— BEGIN Source records —

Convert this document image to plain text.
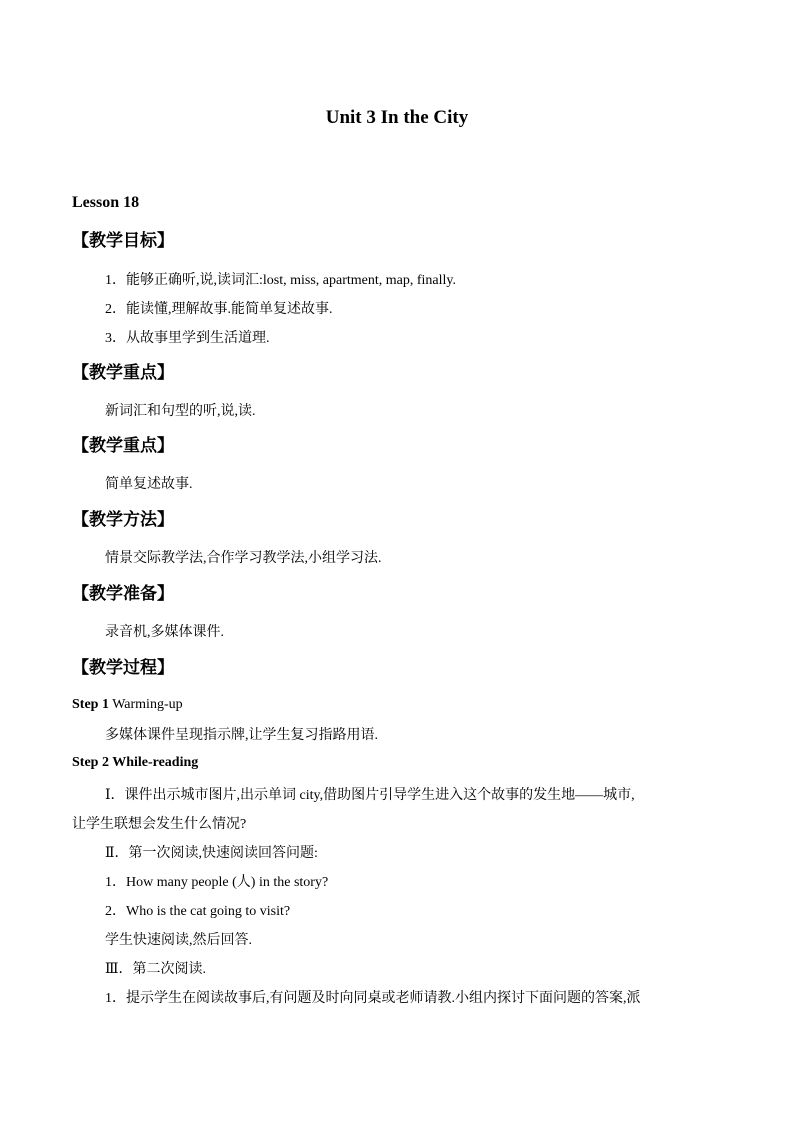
Unit 3 In the City
Lesson 18
【教学目标】
1．能够正确听,说,读词汇:lost, miss, apartment, map, finally.
2．能读懂,理解故事.能简单复述故事.
3．从故事里学到生活道理.
【教学重点】
新词汇和句型的听,说,读.
【教学重点】
简单复述故事.
【教学方法】
情景交际教学法,合作学习教学法,小组学习法.
【教学准备】
录音机,多媒体课件.
【教学过程】
Step 1 Warming-up
多媒体课件呈现指示牌,让学生复习指路用语.
Step 2 While-reading
Ⅰ．课件出示城市图片,出示单词 city,借助图片引导学生进入这个故事的发生地——城市,
让学生联想会发生什么情况?
Ⅱ．第一次阅读,快速阅读回答问题:
1．How many people (人) in the story?
2．Who is the cat going to visit?
学生快速阅读,然后回答.
Ⅲ．第二次阅读.
1．提示学生在阅读故事后,有问题及时向同桌或老师请教.小组内探讨下面问题的答案,派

— END Source records —

• [Exercise instructions] Identify the lines in the entries above that contain "Step", then copy them out.

• [Exercise response]
Step 1 Warming-up
Step 2 While-reading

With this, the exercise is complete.